What you will do:
Every line of the material that follows must be printed again exactly.

Input for this task:
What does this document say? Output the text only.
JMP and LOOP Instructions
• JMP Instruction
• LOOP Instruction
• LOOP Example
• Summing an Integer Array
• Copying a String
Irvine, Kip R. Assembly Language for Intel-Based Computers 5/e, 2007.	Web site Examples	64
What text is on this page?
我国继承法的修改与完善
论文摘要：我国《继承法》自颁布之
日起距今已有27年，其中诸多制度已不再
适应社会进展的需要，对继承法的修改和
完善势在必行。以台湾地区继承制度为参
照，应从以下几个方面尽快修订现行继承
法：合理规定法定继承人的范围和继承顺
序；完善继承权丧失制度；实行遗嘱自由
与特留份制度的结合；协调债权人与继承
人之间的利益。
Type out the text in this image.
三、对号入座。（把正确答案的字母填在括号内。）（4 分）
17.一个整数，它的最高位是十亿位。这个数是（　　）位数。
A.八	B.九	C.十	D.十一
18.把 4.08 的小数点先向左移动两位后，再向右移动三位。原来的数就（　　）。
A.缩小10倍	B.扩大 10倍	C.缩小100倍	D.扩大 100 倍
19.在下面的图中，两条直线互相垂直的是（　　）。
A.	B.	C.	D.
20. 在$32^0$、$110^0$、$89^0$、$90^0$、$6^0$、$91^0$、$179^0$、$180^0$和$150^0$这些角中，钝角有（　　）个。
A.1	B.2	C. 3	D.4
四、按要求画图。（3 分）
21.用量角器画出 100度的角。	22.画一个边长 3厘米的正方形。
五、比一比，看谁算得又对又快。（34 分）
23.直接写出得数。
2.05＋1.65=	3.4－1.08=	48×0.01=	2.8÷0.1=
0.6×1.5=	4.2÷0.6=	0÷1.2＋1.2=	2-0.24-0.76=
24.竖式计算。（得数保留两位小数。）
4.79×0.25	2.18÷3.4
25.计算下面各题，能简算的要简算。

Task output:
What does this document say? Output the text only.
JMP and LOOP Instructions
• JMP Instruction
• LOOP Instruction
• LOOP Example
• Summing an Integer Array
• Copying a String
Irvine, Kip R. Assembly Language for Intel-Based Computers 5/e, 2007.	Web site Examples	64
What text is on this page?
我国继承法的修改与完善
论文摘要：我国《继承法》自颁布之
日起距今已有27年，其中诸多制度已不再
适应社会进展的需要，对继承法的修改和
完善势在必行。以台湾地区继承制度为参
照，应从以下几个方面尽快修订现行继承
法：合理规定法定继承人的范围和继承顺
序；完善继承权丧失制度；实行遗嘱自由
与特留份制度的结合；协调债权人与继承
人之间的利益。
Type out the text in this image.
三、对号入座。（把正确答案的字母填在括号内。）（4 分）
17.一个整数，它的最高位是十亿位。这个数是（　　）位数。
A.八	B.九	C.十	D.十一
18.把 4.08 的小数点先向左移动两位后，再向右移动三位。原来的数就（　　）。
A.缩小10倍	B.扩大 10倍	C.缩小100倍	D.扩大 100 倍
19.在下面的图中，两条直线互相垂直的是（　　）。
A.	B.	C.	D.
20. 在$32^0$、$110^0$、$89^0$、$90^0$、$6^0$、$91^0$、$179^0$、$180^0$和$150^0$这些角中，钝角有（　　）个。
A.1	B.2	C. 3	D.4
四、按要求画图。（3 分）
21.用量角器画出 100度的角。	22.画一个边长 3厘米的正方形。
五、比一比，看谁算得又对又快。（34 分）
23.直接写出得数。
2.05＋1.65=	3.4－1.08=	48×0.01=	2.8÷0.1=
0.6×1.5=	4.2÷0.6=	0÷1.2＋1.2=	2-0.24-0.76=
24.竖式计算。（得数保留两位小数。）
4.79×0.25	2.18÷3.4
25.计算下面各题，能简算的要简算。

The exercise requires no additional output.